═══ Dataset rows

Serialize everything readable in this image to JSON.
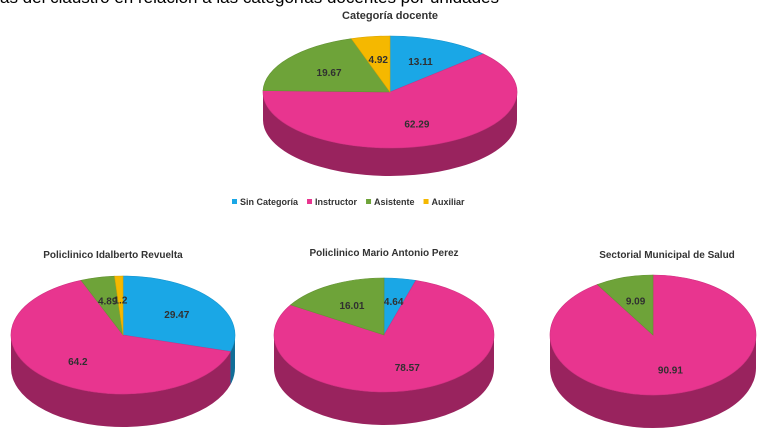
{
  "header_text": "as del claustro en relación a las categorías docentes por unidades",
  "legend": [
    {
      "label": "Sin Categoría",
      "color": "#1aa7e6"
    },
    {
      "label": "Instructor",
      "color": "#e8358f"
    },
    {
      "label": "Asistente",
      "color": "#6ea339"
    },
    {
      "label": "Auxiliar",
      "color": "#f5b800"
    }
  ],
  "chart_data": [
    {
      "type": "pie",
      "title": "Categoría docente",
      "slices": [
        {
          "category": "Sin Categoría",
          "value": 13.11,
          "label": "13.11"
        },
        {
          "category": "Instructor",
          "value": 62.29,
          "label": "62.29"
        },
        {
          "category": "Asistente",
          "value": 19.67,
          "label": "19.67"
        },
        {
          "category": "Auxiliar",
          "value": 4.92,
          "label": "4.92"
        }
      ]
    },
    {
      "type": "pie",
      "title": "Policlinico Idalberto Revuelta",
      "slices": [
        {
          "category": "Sin Categoría",
          "value": 29.47,
          "label": "29.47"
        },
        {
          "category": "Instructor",
          "value": 64.2,
          "label": "64.2"
        },
        {
          "category": "Asistente",
          "value": 4.89,
          "label": "4.89"
        },
        {
          "category": "Auxiliar",
          "value": 1.2,
          "label": "1.2"
        }
      ]
    },
    {
      "type": "pie",
      "title": "Policlinico Mario Antonio Perez",
      "slices": [
        {
          "category": "Sin Categoría",
          "value": 4.64,
          "label": "4.64"
        },
        {
          "category": "Instructor",
          "value": 78.57,
          "label": "78.57"
        },
        {
          "category": "Asistente",
          "value": 16.01,
          "label": "16.01"
        }
      ]
    },
    {
      "type": "pie",
      "title": "Sectorial Municipal de Salud",
      "slices": [
        {
          "category": "Instructor",
          "value": 90.91,
          "label": "90.91"
        },
        {
          "category": "Asistente",
          "value": 9.09,
          "label": "9.09"
        }
      ]
    }
  ]
}
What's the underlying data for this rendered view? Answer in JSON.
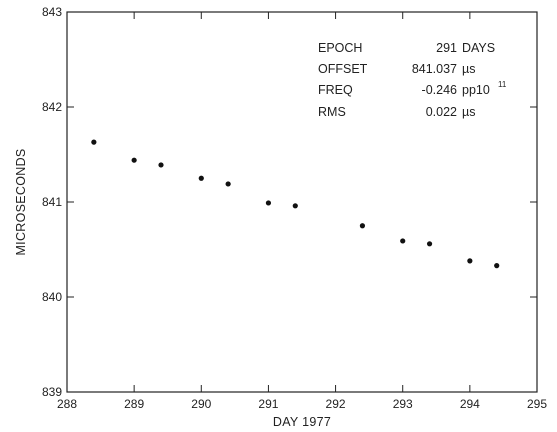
{
  "chart_data": {
    "type": "scatter",
    "title": "",
    "xlabel": "DAY 1977",
    "ylabel": "MICROSECONDS",
    "xlim": [
      288,
      295
    ],
    "ylim": [
      839,
      843
    ],
    "x_ticks": [
      "288",
      "289",
      "290",
      "291",
      "292",
      "293",
      "294",
      "295"
    ],
    "y_ticks": [
      "839",
      "840",
      "841",
      "842",
      "843"
    ],
    "grid": false,
    "series": [
      {
        "points": [
          {
            "x": 288.4,
            "y": 841.63
          },
          {
            "x": 289.0,
            "y": 841.44
          },
          {
            "x": 289.4,
            "y": 841.39
          },
          {
            "x": 290.0,
            "y": 841.25
          },
          {
            "x": 290.4,
            "y": 841.19
          },
          {
            "x": 291.0,
            "y": 840.99
          },
          {
            "x": 291.4,
            "y": 840.96
          },
          {
            "x": 292.4,
            "y": 840.75
          },
          {
            "x": 293.0,
            "y": 840.59
          },
          {
            "x": 293.4,
            "y": 840.56
          },
          {
            "x": 294.0,
            "y": 840.38
          },
          {
            "x": 294.4,
            "y": 840.33
          }
        ]
      }
    ],
    "annotations": [
      {
        "label": "EPOCH",
        "value": "291",
        "unit": "DAYS",
        "unit_sup": ""
      },
      {
        "label": "OFFSET",
        "value": "841.037",
        "unit": "µs",
        "unit_sup": ""
      },
      {
        "label": "FREQ",
        "value": "-0.246",
        "unit": "pp10",
        "unit_sup": "11"
      },
      {
        "label": "RMS",
        "value": "0.022",
        "unit": "µs",
        "unit_sup": ""
      }
    ],
    "marker_color": "#111111",
    "axis_color": "#222222"
  }
}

══════

» **To be done**: Take the listing and print it again exactly, but without any pictures.

» **Worked solution**:
Serialize everything readable in this image to JSON.
{
  "header_text": "as del claustro en relación a las categorías docentes por unidades",
  "legend": [
    {
      "label": "Sin Categoría",
      "color": "#1aa7e6"
    },
    {
      "label": "Instructor",
      "color": "#e8358f"
    },
    {
      "label": "Asistente",
      "color": "#6ea339"
    },
    {
      "label": "Auxiliar",
      "color": "#f5b800"
    }
  ],
  "chart_data": [
    {
      "type": "pie",
      "title": "Categoría docente",
      "slices": [
        {
          "category": "Sin Categoría",
          "value": 13.11,
          "label": "13.11"
        },
        {
          "category": "Instructor",
          "value": 62.29,
          "label": "62.29"
        },
        {
          "category": "Asistente",
          "value": 19.67,
          "label": "19.67"
        },
        {
          "category": "Auxiliar",
          "value": 4.92,
          "label": "4.92"
        }
      ]
    },
    {
      "type": "pie",
      "title": "Policlinico Idalberto Revuelta",
      "slices": [
        {
          "category": "Sin Categoría",
          "value": 29.47,
          "label": "29.47"
        },
        {
          "category": "Instructor",
          "value": 64.2,
          "label": "64.2"
        },
        {
          "category": "Asistente",
          "value": 4.89,
          "label": "4.89"
        },
        {
          "category": "Auxiliar",
          "value": 1.2,
          "label": "1.2"
        }
      ]
    },
    {
      "type": "pie",
      "title": "Policlinico Mario Antonio Perez",
      "slices": [
        {
          "category": "Sin Categoría",
          "value": 4.64,
          "label": "4.64"
        },
        {
          "category": "Instructor",
          "value": 78.57,
          "label": "78.57"
        },
        {
          "category": "Asistente",
          "value": 16.01,
          "label": "16.01"
        }
      ]
    },
    {
      "type": "pie",
      "title": "Sectorial Municipal de Salud",
      "slices": [
        {
          "category": "Instructor",
          "value": 90.91,
          "label": "90.91"
        },
        {
          "category": "Asistente",
          "value": 9.09,
          "label": "9.09"
        }
      ]
    }
  ]
}
What's the underlying data for this rendered view? Answer in JSON.
{
  "chart_data": {
    "type": "scatter",
    "title": "",
    "xlabel": "DAY 1977",
    "ylabel": "MICROSECONDS",
    "xlim": [
      288,
      295
    ],
    "ylim": [
      839,
      843
    ],
    "x_ticks": [
      "288",
      "289",
      "290",
      "291",
      "292",
      "293",
      "294",
      "295"
    ],
    "y_ticks": [
      "839",
      "840",
      "841",
      "842",
      "843"
    ],
    "grid": false,
    "series": [
      {
        "points": [
          {
            "x": 288.4,
            "y": 841.63
          },
          {
            "x": 289.0,
            "y": 841.44
          },
          {
            "x": 289.4,
            "y": 841.39
          },
          {
            "x": 290.0,
            "y": 841.25
          },
          {
            "x": 290.4,
            "y": 841.19
          },
          {
            "x": 291.0,
            "y": 840.99
          },
          {
            "x": 291.4,
            "y": 840.96
          },
          {
            "x": 292.4,
            "y": 840.75
          },
          {
            "x": 293.0,
            "y": 840.59
          },
          {
            "x": 293.4,
            "y": 840.56
          },
          {
            "x": 294.0,
            "y": 840.38
          },
          {
            "x": 294.4,
            "y": 840.33
          }
        ]
      }
    ],
    "annotations": [
      {
        "label": "EPOCH",
        "value": "291",
        "unit": "DAYS",
        "unit_sup": ""
      },
      {
        "label": "OFFSET",
        "value": "841.037",
        "unit": "µs",
        "unit_sup": ""
      },
      {
        "label": "FREQ",
        "value": "-0.246",
        "unit": "pp10",
        "unit_sup": "11"
      },
      {
        "label": "RMS",
        "value": "0.022",
        "unit": "µs",
        "unit_sup": ""
      }
    ],
    "marker_color": "#111111",
    "axis_color": "#222222"
  }
}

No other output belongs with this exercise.